- **Instruction**
Restate the data exactly as given and keep the pictures out.

_ _ _ _ _

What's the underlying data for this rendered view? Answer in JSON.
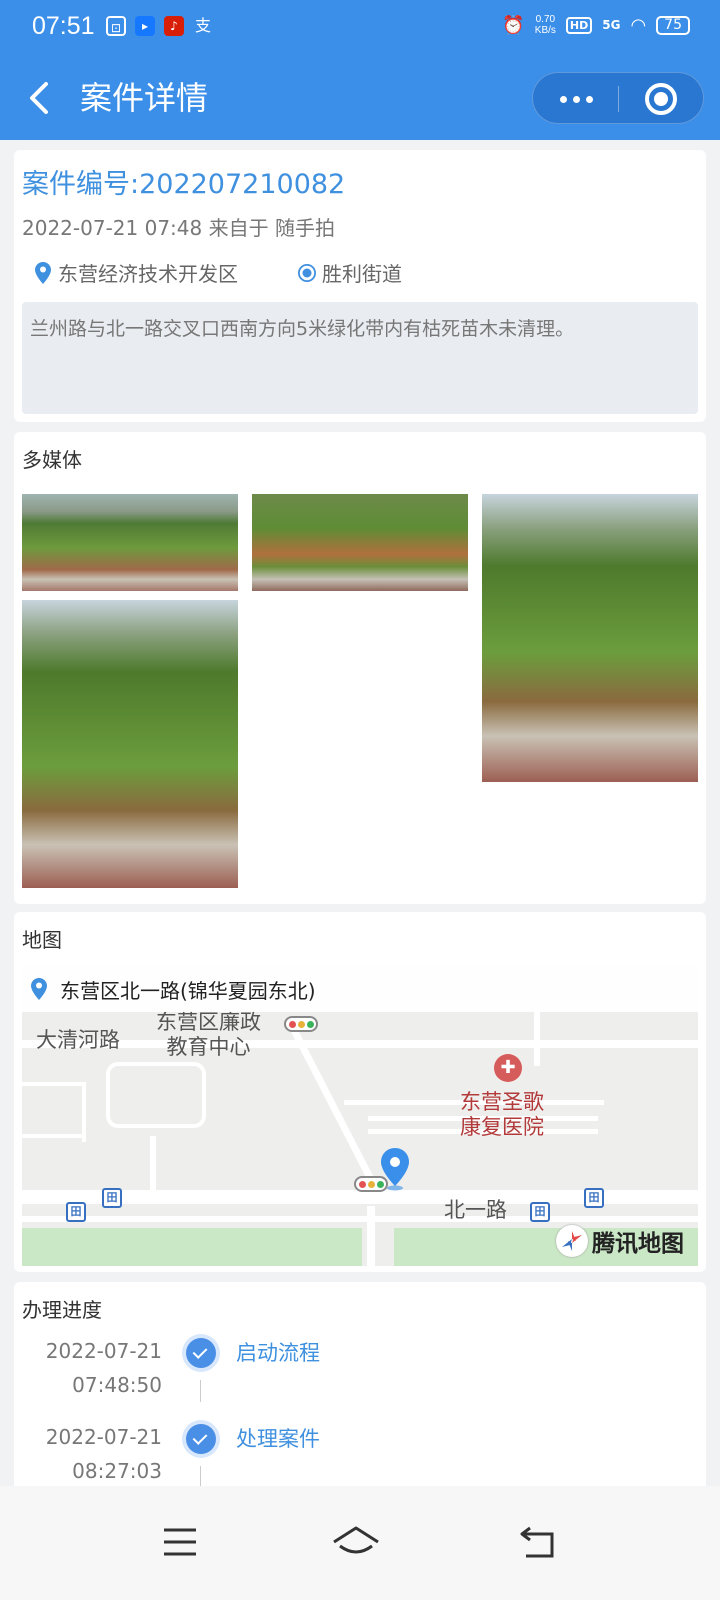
{
  "status_bar": {
    "time": "07:51",
    "app_icons": [
      {
        "name": "app-icon-1",
        "color": "#ffffff",
        "glyph": "⊡"
      },
      {
        "name": "app-icon-2",
        "color": "#1677ff",
        "glyph": "▸"
      },
      {
        "name": "app-icon-3",
        "color": "#d81e06",
        "glyph": "♪"
      },
      {
        "name": "alipay-icon",
        "color": "#3b8fe8",
        "glyph": "支"
      }
    ],
    "speed_value": "0.70",
    "speed_unit": "KB/s",
    "hd": "HD",
    "network": "5G",
    "battery": "75"
  },
  "header": {
    "title": "案件详情"
  },
  "case": {
    "number_label": "案件编号:202207210082",
    "meta": "2022-07-21 07:48 来自于 随手拍",
    "district": "东营经济技术开发区",
    "street": "胜利街道",
    "description": "兰州路与北一路交叉口西南方向5米绿化带内有枯死苗木未清理。"
  },
  "media": {
    "title": "多媒体"
  },
  "map": {
    "title": "地图",
    "address": "东营区北一路(锦华夏园东北)",
    "labels": {
      "road_daqing": "大清河路",
      "poi_edu": "东营区廉政\n教育中心",
      "poi_hosp": "东营圣歌\n康复医院",
      "road_beiyi": "北一路"
    },
    "bus_glyph": "田",
    "hospital_glyph": "✚",
    "brand": "腾讯地图"
  },
  "progress": {
    "title": "办理进度",
    "steps": [
      {
        "date": "2022-07-21",
        "time": "07:48:50",
        "label": "启动流程"
      },
      {
        "date": "2022-07-21",
        "time": "08:27:03",
        "label": "处理案件"
      }
    ]
  },
  "colors": {
    "primary": "#3b8fe8",
    "link": "#3f90df",
    "background": "#f1f2f4"
  }
}
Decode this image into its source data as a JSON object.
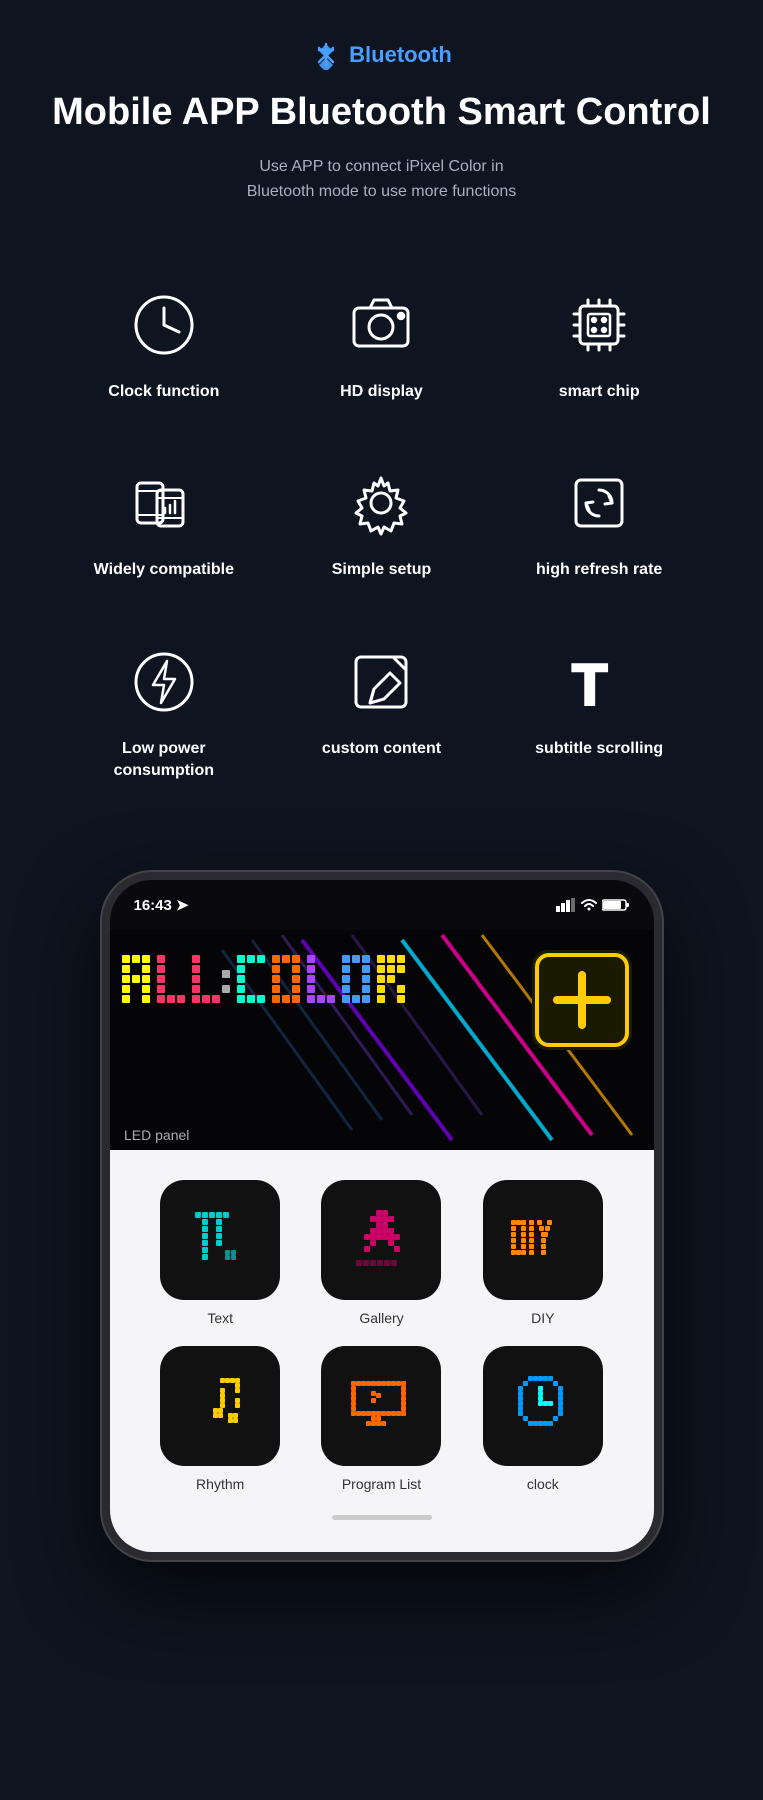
{
  "header": {
    "bluetooth_label": "Bluetooth",
    "main_title": "Mobile APP Bluetooth Smart Control",
    "subtitle": "Use APP to connect iPixel Color in\nBluetooth mode to use more functions"
  },
  "features": [
    {
      "id": "clock-function",
      "label": "Clock function",
      "icon": "clock"
    },
    {
      "id": "hd-display",
      "label": "HD display",
      "icon": "camera"
    },
    {
      "id": "smart-chip",
      "label": "smart chip",
      "icon": "chip"
    },
    {
      "id": "widely-compatible",
      "label": "Widely compatible",
      "icon": "mobile"
    },
    {
      "id": "simple-setup",
      "label": "Simple setup",
      "icon": "gear"
    },
    {
      "id": "high-refresh-rate",
      "label": "high refresh rate",
      "icon": "refresh"
    },
    {
      "id": "low-power",
      "label": "Low power consumption",
      "icon": "lightning"
    },
    {
      "id": "custom-content",
      "label": "custom content",
      "icon": "edit"
    },
    {
      "id": "subtitle-scrolling",
      "label": "subtitle scrolling",
      "icon": "text-t"
    }
  ],
  "phone": {
    "time": "16:43",
    "panel_label": "LED panel",
    "apps": [
      {
        "id": "text",
        "label": "Text",
        "icon": "text-icon"
      },
      {
        "id": "gallery",
        "label": "Gallery",
        "icon": "gallery-icon"
      },
      {
        "id": "diy",
        "label": "DIY",
        "icon": "diy-icon"
      },
      {
        "id": "rhythm",
        "label": "Rhythm",
        "icon": "rhythm-icon"
      },
      {
        "id": "program-list",
        "label": "Program List",
        "icon": "program-icon"
      },
      {
        "id": "clock",
        "label": "clock",
        "icon": "clock-icon"
      }
    ]
  },
  "colors": {
    "bg": "#0e1420",
    "accent": "#4a9eff",
    "text_primary": "#ffffff",
    "text_secondary": "#aab0c0"
  }
}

_ _ _ _ _

- **Output**
What's the underlying data for this rendered view? Answer in JSON.
{
  "status_bar": {
    "time": "07:51",
    "app_icons": [
      {
        "name": "app-icon-1",
        "color": "#ffffff",
        "glyph": "⊡"
      },
      {
        "name": "app-icon-2",
        "color": "#1677ff",
        "glyph": "▸"
      },
      {
        "name": "app-icon-3",
        "color": "#d81e06",
        "glyph": "♪"
      },
      {
        "name": "alipay-icon",
        "color": "#3b8fe8",
        "glyph": "支"
      }
    ],
    "speed_value": "0.70",
    "speed_unit": "KB/s",
    "hd": "HD",
    "network": "5G",
    "battery": "75"
  },
  "header": {
    "title": "案件详情"
  },
  "case": {
    "number_label": "案件编号:202207210082",
    "meta": "2022-07-21 07:48 来自于 随手拍",
    "district": "东营经济技术开发区",
    "street": "胜利街道",
    "description": "兰州路与北一路交叉口西南方向5米绿化带内有枯死苗木未清理。"
  },
  "media": {
    "title": "多媒体"
  },
  "map": {
    "title": "地图",
    "address": "东营区北一路(锦华夏园东北)",
    "labels": {
      "road_daqing": "大清河路",
      "poi_edu": "东营区廉政\n教育中心",
      "poi_hosp": "东营圣歌\n康复医院",
      "road_beiyi": "北一路"
    },
    "bus_glyph": "田",
    "hospital_glyph": "✚",
    "brand": "腾讯地图"
  },
  "progress": {
    "title": "办理进度",
    "steps": [
      {
        "date": "2022-07-21",
        "time": "07:48:50",
        "label": "启动流程"
      },
      {
        "date": "2022-07-21",
        "time": "08:27:03",
        "label": "处理案件"
      }
    ]
  },
  "colors": {
    "primary": "#3b8fe8",
    "link": "#3f90df",
    "background": "#f1f2f4"
  }
}
Decode this image into its source data as a JSON object.
{
  "header": {
    "bluetooth_label": "Bluetooth",
    "main_title": "Mobile APP Bluetooth Smart Control",
    "subtitle": "Use APP to connect iPixel Color in\nBluetooth mode to use more functions"
  },
  "features": [
    {
      "id": "clock-function",
      "label": "Clock function",
      "icon": "clock"
    },
    {
      "id": "hd-display",
      "label": "HD display",
      "icon": "camera"
    },
    {
      "id": "smart-chip",
      "label": "smart chip",
      "icon": "chip"
    },
    {
      "id": "widely-compatible",
      "label": "Widely compatible",
      "icon": "mobile"
    },
    {
      "id": "simple-setup",
      "label": "Simple setup",
      "icon": "gear"
    },
    {
      "id": "high-refresh-rate",
      "label": "high refresh rate",
      "icon": "refresh"
    },
    {
      "id": "low-power",
      "label": "Low power consumption",
      "icon": "lightning"
    },
    {
      "id": "custom-content",
      "label": "custom content",
      "icon": "edit"
    },
    {
      "id": "subtitle-scrolling",
      "label": "subtitle scrolling",
      "icon": "text-t"
    }
  ],
  "phone": {
    "time": "16:43",
    "panel_label": "LED panel",
    "apps": [
      {
        "id": "text",
        "label": "Text",
        "icon": "text-icon"
      },
      {
        "id": "gallery",
        "label": "Gallery",
        "icon": "gallery-icon"
      },
      {
        "id": "diy",
        "label": "DIY",
        "icon": "diy-icon"
      },
      {
        "id": "rhythm",
        "label": "Rhythm",
        "icon": "rhythm-icon"
      },
      {
        "id": "program-list",
        "label": "Program List",
        "icon": "program-icon"
      },
      {
        "id": "clock",
        "label": "clock",
        "icon": "clock-icon"
      }
    ]
  },
  "colors": {
    "bg": "#0e1420",
    "accent": "#4a9eff",
    "text_primary": "#ffffff",
    "text_secondary": "#aab0c0"
  }
}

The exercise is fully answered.